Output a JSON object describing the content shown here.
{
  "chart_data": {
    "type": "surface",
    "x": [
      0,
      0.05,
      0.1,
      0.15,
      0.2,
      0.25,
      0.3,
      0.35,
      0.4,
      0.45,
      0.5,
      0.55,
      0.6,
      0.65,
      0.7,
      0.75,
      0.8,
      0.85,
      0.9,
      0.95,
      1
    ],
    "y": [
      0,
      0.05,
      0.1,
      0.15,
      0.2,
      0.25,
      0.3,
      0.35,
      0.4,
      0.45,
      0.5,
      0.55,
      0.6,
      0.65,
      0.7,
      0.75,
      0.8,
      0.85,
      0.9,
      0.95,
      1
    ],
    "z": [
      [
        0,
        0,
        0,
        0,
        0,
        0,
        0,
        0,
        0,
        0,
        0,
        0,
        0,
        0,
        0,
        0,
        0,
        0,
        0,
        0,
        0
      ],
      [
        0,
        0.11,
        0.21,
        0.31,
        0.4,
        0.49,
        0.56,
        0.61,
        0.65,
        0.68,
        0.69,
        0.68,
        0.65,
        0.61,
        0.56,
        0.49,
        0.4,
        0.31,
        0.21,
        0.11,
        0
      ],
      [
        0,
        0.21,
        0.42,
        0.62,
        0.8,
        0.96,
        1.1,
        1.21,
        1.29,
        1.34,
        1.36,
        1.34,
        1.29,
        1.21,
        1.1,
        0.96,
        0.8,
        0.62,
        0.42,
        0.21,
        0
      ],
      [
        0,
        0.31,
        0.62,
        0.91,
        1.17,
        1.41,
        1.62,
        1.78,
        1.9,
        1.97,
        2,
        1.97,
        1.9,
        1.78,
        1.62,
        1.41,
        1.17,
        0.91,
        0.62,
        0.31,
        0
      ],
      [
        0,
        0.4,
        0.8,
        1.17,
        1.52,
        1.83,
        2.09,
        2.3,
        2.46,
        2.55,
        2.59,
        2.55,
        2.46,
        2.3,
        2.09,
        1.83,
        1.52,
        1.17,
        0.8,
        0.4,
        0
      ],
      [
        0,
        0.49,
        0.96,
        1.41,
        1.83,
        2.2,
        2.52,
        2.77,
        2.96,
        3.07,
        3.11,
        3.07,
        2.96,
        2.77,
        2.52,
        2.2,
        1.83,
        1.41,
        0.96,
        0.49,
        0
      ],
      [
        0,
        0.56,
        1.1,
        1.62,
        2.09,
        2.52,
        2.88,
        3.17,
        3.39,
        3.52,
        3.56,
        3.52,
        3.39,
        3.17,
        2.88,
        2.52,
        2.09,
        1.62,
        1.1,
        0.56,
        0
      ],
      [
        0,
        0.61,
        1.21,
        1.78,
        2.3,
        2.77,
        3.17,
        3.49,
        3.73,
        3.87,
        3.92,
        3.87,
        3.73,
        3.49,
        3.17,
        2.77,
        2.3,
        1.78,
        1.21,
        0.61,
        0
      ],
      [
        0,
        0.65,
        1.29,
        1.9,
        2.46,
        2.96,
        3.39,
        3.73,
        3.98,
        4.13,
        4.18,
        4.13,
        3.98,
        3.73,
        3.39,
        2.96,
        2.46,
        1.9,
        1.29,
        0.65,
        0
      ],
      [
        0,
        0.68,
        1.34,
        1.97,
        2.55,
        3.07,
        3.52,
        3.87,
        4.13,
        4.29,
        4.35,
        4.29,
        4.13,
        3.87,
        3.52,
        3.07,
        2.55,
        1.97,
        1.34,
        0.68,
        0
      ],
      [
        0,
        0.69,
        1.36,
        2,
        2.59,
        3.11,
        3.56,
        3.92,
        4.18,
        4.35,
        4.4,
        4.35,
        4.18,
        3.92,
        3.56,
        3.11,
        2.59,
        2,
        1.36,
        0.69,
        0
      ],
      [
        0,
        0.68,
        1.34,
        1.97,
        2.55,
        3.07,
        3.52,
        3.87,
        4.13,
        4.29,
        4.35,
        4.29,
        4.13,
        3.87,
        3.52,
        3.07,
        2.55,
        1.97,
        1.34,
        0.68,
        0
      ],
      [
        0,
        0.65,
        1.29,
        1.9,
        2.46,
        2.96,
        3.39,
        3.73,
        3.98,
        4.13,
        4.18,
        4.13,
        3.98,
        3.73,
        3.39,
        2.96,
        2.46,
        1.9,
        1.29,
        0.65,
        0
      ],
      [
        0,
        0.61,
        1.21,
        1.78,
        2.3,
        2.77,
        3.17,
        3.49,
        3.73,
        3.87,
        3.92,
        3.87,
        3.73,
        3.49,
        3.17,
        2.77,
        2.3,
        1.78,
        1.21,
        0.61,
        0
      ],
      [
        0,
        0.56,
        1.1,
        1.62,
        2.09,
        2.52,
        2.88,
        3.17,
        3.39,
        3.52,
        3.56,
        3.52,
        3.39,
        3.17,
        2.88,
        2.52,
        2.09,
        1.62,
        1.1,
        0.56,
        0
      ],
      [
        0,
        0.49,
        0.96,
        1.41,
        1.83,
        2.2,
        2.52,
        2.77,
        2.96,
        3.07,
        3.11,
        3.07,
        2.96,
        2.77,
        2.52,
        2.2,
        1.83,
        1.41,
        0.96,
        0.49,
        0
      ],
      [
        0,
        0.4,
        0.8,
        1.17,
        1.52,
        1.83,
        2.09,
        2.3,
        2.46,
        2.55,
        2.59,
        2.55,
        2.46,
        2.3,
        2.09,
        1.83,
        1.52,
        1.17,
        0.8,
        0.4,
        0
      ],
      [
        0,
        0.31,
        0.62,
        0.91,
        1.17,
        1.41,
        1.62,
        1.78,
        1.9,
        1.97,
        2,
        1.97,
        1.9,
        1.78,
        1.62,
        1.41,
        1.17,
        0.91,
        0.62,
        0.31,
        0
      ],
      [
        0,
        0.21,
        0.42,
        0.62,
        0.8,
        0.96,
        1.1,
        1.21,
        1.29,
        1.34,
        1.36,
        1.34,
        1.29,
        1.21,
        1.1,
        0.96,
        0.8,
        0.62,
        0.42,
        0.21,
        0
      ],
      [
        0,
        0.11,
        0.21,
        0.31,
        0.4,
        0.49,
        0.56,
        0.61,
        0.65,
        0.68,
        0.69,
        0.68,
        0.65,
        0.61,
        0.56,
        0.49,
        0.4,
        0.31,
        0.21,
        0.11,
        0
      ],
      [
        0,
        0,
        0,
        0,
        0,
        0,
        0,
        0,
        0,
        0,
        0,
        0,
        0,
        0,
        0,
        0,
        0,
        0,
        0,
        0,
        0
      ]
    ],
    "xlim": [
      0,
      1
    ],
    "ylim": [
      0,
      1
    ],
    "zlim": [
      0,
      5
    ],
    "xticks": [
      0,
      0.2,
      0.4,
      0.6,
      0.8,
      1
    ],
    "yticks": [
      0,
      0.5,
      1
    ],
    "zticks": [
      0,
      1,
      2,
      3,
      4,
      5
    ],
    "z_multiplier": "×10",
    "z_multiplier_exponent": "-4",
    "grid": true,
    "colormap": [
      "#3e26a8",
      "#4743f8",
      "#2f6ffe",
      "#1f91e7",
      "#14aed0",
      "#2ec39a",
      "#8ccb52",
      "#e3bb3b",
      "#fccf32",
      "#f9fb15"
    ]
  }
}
:::
Please quote every record above exactly as it appears.

Output a JSON object describing the content shown here.
{
  "chart_data": {
    "type": "surface",
    "x": [
      0,
      0.05,
      0.1,
      0.15,
      0.2,
      0.25,
      0.3,
      0.35,
      0.4,
      0.45,
      0.5,
      0.55,
      0.6,
      0.65,
      0.7,
      0.75,
      0.8,
      0.85,
      0.9,
      0.95,
      1
    ],
    "y": [
      0,
      0.05,
      0.1,
      0.15,
      0.2,
      0.25,
      0.3,
      0.35,
      0.4,
      0.45,
      0.5,
      0.55,
      0.6,
      0.65,
      0.7,
      0.75,
      0.8,
      0.85,
      0.9,
      0.95,
      1
    ],
    "z": [
      [
        0,
        0,
        0,
        0,
        0,
        0,
        0,
        0,
        0,
        0,
        0,
        0,
        0,
        0,
        0,
        0,
        0,
        0,
        0,
        0,
        0
      ],
      [
        0,
        0.11,
        0.21,
        0.31,
        0.4,
        0.49,
        0.56,
        0.61,
        0.65,
        0.68,
        0.69,
        0.68,
        0.65,
        0.61,
        0.56,
        0.49,
        0.4,
        0.31,
        0.21,
        0.11,
        0
      ],
      [
        0,
        0.21,
        0.42,
        0.62,
        0.8,
        0.96,
        1.1,
        1.21,
        1.29,
        1.34,
        1.36,
        1.34,
        1.29,
        1.21,
        1.1,
        0.96,
        0.8,
        0.62,
        0.42,
        0.21,
        0
      ],
      [
        0,
        0.31,
        0.62,
        0.91,
        1.17,
        1.41,
        1.62,
        1.78,
        1.9,
        1.97,
        2,
        1.97,
        1.9,
        1.78,
        1.62,
        1.41,
        1.17,
        0.91,
        0.62,
        0.31,
        0
      ],
      [
        0,
        0.4,
        0.8,
        1.17,
        1.52,
        1.83,
        2.09,
        2.3,
        2.46,
        2.55,
        2.59,
        2.55,
        2.46,
        2.3,
        2.09,
        1.83,
        1.52,
        1.17,
        0.8,
        0.4,
        0
      ],
      [
        0,
        0.49,
        0.96,
        1.41,
        1.83,
        2.2,
        2.52,
        2.77,
        2.96,
        3.07,
        3.11,
        3.07,
        2.96,
        2.77,
        2.52,
        2.2,
        1.83,
        1.41,
        0.96,
        0.49,
        0
      ],
      [
        0,
        0.56,
        1.1,
        1.62,
        2.09,
        2.52,
        2.88,
        3.17,
        3.39,
        3.52,
        3.56,
        3.52,
        3.39,
        3.17,
        2.88,
        2.52,
        2.09,
        1.62,
        1.1,
        0.56,
        0
      ],
      [
        0,
        0.61,
        1.21,
        1.78,
        2.3,
        2.77,
        3.17,
        3.49,
        3.73,
        3.87,
        3.92,
        3.87,
        3.73,
        3.49,
        3.17,
        2.77,
        2.3,
        1.78,
        1.21,
        0.61,
        0
      ],
      [
        0,
        0.65,
        1.29,
        1.9,
        2.46,
        2.96,
        3.39,
        3.73,
        3.98,
        4.13,
        4.18,
        4.13,
        3.98,
        3.73,
        3.39,
        2.96,
        2.46,
        1.9,
        1.29,
        0.65,
        0
      ],
      [
        0,
        0.68,
        1.34,
        1.97,
        2.55,
        3.07,
        3.52,
        3.87,
        4.13,
        4.29,
        4.35,
        4.29,
        4.13,
        3.87,
        3.52,
        3.07,
        2.55,
        1.97,
        1.34,
        0.68,
        0
      ],
      [
        0,
        0.69,
        1.36,
        2,
        2.59,
        3.11,
        3.56,
        3.92,
        4.18,
        4.35,
        4.4,
        4.35,
        4.18,
        3.92,
        3.56,
        3.11,
        2.59,
        2,
        1.36,
        0.69,
        0
      ],
      [
        0,
        0.68,
        1.34,
        1.97,
        2.55,
        3.07,
        3.52,
        3.87,
        4.13,
        4.29,
        4.35,
        4.29,
        4.13,
        3.87,
        3.52,
        3.07,
        2.55,
        1.97,
        1.34,
        0.68,
        0
      ],
      [
        0,
        0.65,
        1.29,
        1.9,
        2.46,
        2.96,
        3.39,
        3.73,
        3.98,
        4.13,
        4.18,
        4.13,
        3.98,
        3.73,
        3.39,
        2.96,
        2.46,
        1.9,
        1.29,
        0.65,
        0
      ],
      [
        0,
        0.61,
        1.21,
        1.78,
        2.3,
        2.77,
        3.17,
        3.49,
        3.73,
        3.87,
        3.92,
        3.87,
        3.73,
        3.49,
        3.17,
        2.77,
        2.3,
        1.78,
        1.21,
        0.61,
        0
      ],
      [
        0,
        0.56,
        1.1,
        1.62,
        2.09,
        2.52,
        2.88,
        3.17,
        3.39,
        3.52,
        3.56,
        3.52,
        3.39,
        3.17,
        2.88,
        2.52,
        2.09,
        1.62,
        1.1,
        0.56,
        0
      ],
      [
        0,
        0.49,
        0.96,
        1.41,
        1.83,
        2.2,
        2.52,
        2.77,
        2.96,
        3.07,
        3.11,
        3.07,
        2.96,
        2.77,
        2.52,
        2.2,
        1.83,
        1.41,
        0.96,
        0.49,
        0
      ],
      [
        0,
        0.4,
        0.8,
        1.17,
        1.52,
        1.83,
        2.09,
        2.3,
        2.46,
        2.55,
        2.59,
        2.55,
        2.46,
        2.3,
        2.09,
        1.83,
        1.52,
        1.17,
        0.8,
        0.4,
        0
      ],
      [
        0,
        0.31,
        0.62,
        0.91,
        1.17,
        1.41,
        1.62,
        1.78,
        1.9,
        1.97,
        2,
        1.97,
        1.9,
        1.78,
        1.62,
        1.41,
        1.17,
        0.91,
        0.62,
        0.31,
        0
      ],
      [
        0,
        0.21,
        0.42,
        0.62,
        0.8,
        0.96,
        1.1,
        1.21,
        1.29,
        1.34,
        1.36,
        1.34,
        1.29,
        1.21,
        1.1,
        0.96,
        0.8,
        0.62,
        0.42,
        0.21,
        0
      ],
      [
        0,
        0.11,
        0.21,
        0.31,
        0.4,
        0.49,
        0.56,
        0.61,
        0.65,
        0.68,
        0.69,
        0.68,
        0.65,
        0.61,
        0.56,
        0.49,
        0.4,
        0.31,
        0.21,
        0.11,
        0
      ],
      [
        0,
        0,
        0,
        0,
        0,
        0,
        0,
        0,
        0,
        0,
        0,
        0,
        0,
        0,
        0,
        0,
        0,
        0,
        0,
        0,
        0
      ]
    ],
    "xlim": [
      0,
      1
    ],
    "ylim": [
      0,
      1
    ],
    "zlim": [
      0,
      5
    ],
    "xticks": [
      0,
      0.2,
      0.4,
      0.6,
      0.8,
      1
    ],
    "yticks": [
      0,
      0.5,
      1
    ],
    "zticks": [
      0,
      1,
      2,
      3,
      4,
      5
    ],
    "z_multiplier": "×10",
    "z_multiplier_exponent": "-4",
    "grid": true,
    "colormap": [
      "#3e26a8",
      "#4743f8",
      "#2f6ffe",
      "#1f91e7",
      "#14aed0",
      "#2ec39a",
      "#8ccb52",
      "#e3bb3b",
      "#fccf32",
      "#f9fb15"
    ]
  }
}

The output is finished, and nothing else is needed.